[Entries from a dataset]
******************************

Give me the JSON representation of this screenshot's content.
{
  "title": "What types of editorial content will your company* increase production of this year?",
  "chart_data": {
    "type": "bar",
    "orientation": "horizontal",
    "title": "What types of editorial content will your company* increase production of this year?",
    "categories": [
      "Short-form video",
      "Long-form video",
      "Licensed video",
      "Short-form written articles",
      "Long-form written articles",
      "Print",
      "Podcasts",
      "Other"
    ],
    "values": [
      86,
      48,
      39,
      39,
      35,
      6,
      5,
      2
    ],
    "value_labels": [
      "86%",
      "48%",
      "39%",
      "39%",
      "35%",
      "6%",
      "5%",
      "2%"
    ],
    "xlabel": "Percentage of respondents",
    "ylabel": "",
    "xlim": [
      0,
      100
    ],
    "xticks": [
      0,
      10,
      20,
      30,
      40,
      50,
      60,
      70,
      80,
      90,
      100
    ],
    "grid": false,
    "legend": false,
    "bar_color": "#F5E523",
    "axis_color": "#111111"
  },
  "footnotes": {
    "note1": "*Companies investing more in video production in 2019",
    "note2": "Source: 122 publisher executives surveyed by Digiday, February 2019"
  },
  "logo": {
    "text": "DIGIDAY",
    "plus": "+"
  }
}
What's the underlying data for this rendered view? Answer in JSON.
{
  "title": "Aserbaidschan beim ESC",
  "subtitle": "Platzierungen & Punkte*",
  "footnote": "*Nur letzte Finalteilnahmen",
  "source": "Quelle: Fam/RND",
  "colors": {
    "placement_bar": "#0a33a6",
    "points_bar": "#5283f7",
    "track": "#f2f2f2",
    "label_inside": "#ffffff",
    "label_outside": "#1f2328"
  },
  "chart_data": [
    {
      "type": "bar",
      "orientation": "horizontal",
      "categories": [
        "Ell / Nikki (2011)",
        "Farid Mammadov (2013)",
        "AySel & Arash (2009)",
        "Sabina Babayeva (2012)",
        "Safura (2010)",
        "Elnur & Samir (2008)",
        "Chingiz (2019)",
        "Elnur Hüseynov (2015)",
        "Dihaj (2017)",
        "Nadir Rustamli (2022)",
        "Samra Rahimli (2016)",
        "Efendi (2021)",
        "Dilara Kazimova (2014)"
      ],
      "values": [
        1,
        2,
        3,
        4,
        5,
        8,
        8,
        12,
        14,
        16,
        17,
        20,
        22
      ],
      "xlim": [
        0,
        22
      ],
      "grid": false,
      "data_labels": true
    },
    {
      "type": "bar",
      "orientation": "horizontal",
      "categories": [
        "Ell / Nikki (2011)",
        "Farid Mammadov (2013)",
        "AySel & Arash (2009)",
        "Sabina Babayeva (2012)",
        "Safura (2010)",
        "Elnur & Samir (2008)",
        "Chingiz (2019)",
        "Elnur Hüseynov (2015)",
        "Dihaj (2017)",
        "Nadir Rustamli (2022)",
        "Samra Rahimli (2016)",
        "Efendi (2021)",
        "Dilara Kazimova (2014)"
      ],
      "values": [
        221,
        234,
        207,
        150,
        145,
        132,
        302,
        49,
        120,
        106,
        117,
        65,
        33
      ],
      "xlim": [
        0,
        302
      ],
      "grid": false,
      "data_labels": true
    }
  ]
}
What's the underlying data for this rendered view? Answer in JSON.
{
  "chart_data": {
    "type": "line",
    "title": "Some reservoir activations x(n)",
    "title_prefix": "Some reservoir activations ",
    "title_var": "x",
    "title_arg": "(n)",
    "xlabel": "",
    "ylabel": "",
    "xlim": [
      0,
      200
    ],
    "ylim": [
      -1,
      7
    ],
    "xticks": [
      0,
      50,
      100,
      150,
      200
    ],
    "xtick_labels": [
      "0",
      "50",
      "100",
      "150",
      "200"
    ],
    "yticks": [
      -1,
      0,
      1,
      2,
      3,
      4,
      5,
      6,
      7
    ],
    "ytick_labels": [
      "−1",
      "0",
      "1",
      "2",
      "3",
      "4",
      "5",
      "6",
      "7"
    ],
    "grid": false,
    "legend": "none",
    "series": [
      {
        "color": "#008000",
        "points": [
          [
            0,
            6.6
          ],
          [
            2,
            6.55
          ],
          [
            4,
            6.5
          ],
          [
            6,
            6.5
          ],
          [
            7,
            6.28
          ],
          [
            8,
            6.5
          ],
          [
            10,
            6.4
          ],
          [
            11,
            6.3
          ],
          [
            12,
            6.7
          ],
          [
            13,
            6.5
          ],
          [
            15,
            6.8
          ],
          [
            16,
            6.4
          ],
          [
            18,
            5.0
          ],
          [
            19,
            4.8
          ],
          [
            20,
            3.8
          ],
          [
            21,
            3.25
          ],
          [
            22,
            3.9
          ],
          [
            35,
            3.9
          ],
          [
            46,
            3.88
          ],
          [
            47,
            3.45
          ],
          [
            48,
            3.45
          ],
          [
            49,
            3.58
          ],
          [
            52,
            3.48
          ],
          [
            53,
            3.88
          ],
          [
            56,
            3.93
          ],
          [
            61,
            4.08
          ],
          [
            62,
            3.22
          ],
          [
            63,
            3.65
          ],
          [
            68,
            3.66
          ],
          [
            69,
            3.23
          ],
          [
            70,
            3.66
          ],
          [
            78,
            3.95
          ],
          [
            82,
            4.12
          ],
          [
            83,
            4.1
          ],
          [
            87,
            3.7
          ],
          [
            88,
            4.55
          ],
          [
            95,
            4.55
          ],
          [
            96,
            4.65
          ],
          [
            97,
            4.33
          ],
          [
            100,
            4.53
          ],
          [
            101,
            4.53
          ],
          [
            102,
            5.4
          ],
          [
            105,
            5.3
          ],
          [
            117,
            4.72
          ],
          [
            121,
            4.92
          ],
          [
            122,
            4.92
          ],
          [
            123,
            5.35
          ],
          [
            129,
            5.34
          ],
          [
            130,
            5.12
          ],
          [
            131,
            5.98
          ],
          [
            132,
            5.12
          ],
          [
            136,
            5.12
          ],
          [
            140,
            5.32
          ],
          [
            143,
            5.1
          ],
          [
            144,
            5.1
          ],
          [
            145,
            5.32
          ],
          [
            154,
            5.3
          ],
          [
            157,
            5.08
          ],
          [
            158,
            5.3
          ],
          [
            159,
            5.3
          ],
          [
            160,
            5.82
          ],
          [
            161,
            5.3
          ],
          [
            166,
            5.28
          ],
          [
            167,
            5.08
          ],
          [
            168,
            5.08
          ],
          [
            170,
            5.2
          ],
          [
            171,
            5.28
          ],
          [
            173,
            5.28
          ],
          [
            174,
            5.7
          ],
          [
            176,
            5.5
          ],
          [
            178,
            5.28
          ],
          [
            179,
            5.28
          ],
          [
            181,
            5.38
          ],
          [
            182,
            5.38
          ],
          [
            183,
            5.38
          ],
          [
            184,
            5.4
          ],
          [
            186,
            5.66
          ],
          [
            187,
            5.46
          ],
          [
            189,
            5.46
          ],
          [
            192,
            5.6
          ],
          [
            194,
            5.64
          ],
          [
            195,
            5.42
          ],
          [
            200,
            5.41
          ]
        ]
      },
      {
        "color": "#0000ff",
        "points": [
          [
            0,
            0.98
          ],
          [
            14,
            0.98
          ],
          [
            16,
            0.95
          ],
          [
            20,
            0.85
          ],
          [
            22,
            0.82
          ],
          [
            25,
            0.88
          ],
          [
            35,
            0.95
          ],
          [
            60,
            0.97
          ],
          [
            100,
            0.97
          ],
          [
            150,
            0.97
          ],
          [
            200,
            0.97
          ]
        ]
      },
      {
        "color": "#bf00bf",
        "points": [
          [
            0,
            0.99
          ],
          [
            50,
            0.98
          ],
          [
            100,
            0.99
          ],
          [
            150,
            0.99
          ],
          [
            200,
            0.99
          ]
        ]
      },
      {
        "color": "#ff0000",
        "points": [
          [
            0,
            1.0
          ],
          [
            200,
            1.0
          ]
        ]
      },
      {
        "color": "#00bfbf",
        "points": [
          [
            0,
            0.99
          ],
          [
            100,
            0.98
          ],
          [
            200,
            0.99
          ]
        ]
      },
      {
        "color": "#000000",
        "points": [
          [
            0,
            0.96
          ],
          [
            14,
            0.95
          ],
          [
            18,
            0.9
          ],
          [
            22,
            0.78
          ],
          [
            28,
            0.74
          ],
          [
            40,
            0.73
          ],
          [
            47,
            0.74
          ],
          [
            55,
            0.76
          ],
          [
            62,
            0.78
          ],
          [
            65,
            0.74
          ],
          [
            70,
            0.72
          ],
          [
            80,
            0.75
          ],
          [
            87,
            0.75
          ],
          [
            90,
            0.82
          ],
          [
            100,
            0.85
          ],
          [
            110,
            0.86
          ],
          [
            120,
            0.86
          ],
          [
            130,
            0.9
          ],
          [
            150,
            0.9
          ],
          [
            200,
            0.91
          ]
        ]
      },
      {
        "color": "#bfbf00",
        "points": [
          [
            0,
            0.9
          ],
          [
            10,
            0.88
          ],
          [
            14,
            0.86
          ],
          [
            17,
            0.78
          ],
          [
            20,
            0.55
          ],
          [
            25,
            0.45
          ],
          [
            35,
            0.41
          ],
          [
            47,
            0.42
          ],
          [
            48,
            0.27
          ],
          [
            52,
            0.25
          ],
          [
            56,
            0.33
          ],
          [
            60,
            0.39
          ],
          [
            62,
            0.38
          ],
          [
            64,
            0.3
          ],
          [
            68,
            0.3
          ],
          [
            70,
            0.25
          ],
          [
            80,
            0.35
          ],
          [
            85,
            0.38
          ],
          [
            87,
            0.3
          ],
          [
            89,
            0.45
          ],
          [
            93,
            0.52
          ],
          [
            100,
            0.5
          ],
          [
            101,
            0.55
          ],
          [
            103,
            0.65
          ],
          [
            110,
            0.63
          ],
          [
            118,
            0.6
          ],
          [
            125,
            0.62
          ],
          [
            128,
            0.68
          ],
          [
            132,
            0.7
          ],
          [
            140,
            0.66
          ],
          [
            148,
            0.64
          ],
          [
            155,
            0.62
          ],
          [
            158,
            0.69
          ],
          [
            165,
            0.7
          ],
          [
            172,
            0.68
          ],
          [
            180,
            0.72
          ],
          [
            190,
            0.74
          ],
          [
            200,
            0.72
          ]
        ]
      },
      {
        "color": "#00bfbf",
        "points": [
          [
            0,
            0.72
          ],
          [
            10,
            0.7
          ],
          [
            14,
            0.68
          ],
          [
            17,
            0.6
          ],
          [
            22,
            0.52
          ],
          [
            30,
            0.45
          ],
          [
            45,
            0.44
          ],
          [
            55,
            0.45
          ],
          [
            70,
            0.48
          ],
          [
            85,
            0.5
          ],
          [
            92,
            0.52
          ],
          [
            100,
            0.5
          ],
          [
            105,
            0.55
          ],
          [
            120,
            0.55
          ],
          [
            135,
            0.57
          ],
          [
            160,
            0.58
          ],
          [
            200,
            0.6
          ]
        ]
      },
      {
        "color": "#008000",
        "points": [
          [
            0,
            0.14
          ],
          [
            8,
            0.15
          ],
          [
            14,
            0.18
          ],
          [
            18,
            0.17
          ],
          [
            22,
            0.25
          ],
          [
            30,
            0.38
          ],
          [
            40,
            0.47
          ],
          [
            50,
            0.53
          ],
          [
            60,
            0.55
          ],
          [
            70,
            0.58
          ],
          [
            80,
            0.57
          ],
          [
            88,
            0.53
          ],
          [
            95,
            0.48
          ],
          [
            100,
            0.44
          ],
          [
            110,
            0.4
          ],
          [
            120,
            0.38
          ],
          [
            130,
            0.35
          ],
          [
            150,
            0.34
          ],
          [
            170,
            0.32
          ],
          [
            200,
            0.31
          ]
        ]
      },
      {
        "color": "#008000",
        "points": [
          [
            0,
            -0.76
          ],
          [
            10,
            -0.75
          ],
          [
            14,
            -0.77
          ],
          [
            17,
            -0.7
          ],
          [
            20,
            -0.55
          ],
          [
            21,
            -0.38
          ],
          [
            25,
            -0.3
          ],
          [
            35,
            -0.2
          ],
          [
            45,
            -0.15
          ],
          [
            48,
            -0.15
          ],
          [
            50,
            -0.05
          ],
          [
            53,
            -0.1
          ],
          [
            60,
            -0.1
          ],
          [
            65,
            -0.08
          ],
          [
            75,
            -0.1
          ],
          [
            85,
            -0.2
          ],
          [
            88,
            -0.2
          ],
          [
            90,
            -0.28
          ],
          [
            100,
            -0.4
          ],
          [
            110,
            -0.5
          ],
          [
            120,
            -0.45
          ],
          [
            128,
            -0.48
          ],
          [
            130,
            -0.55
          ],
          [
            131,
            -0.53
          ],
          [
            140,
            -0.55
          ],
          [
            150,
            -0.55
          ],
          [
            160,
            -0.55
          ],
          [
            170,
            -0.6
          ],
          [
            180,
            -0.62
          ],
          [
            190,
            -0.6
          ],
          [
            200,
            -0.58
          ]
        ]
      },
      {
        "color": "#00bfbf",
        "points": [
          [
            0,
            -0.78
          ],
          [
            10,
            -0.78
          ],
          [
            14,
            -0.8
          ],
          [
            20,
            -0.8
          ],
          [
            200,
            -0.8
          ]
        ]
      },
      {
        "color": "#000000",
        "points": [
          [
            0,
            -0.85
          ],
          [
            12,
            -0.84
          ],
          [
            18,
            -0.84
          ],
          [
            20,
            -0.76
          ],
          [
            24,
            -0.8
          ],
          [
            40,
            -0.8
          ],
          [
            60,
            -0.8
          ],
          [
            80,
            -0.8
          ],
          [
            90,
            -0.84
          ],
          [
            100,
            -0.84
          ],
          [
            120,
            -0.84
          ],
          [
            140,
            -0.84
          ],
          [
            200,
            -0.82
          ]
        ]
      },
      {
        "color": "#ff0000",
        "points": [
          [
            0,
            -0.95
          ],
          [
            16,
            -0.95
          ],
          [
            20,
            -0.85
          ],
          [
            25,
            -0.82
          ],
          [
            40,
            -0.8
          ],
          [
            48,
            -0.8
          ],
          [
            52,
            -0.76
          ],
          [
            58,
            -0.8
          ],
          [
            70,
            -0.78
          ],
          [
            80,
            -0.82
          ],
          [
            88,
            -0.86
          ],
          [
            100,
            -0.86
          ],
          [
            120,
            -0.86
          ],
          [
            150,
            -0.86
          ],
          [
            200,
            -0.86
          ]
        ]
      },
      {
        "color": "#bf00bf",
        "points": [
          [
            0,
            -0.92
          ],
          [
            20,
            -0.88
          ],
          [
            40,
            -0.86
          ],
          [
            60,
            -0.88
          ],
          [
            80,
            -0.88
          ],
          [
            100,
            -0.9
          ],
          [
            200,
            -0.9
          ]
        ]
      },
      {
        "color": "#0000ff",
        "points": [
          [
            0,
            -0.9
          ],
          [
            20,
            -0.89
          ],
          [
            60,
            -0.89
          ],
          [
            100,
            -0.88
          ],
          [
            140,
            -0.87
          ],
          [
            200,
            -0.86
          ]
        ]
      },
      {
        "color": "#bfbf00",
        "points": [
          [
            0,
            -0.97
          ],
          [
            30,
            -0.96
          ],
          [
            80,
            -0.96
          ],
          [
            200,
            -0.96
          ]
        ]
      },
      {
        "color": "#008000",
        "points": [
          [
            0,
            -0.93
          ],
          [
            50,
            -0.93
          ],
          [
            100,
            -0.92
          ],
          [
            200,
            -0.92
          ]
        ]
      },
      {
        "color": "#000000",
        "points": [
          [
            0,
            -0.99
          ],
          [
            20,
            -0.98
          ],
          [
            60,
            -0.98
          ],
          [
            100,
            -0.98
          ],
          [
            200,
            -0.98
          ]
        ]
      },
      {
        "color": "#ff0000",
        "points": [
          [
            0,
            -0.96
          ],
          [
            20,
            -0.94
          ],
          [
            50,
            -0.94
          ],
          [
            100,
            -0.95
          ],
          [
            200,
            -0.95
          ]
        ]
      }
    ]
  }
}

******************************

Lines holding the word "increase" in the entries above are the ones to pull out. Copy them all.

  "title": "What types of editorial content will your company* increase production of this year?",
    "title": "What types of editorial content will your company* increase production of this year?",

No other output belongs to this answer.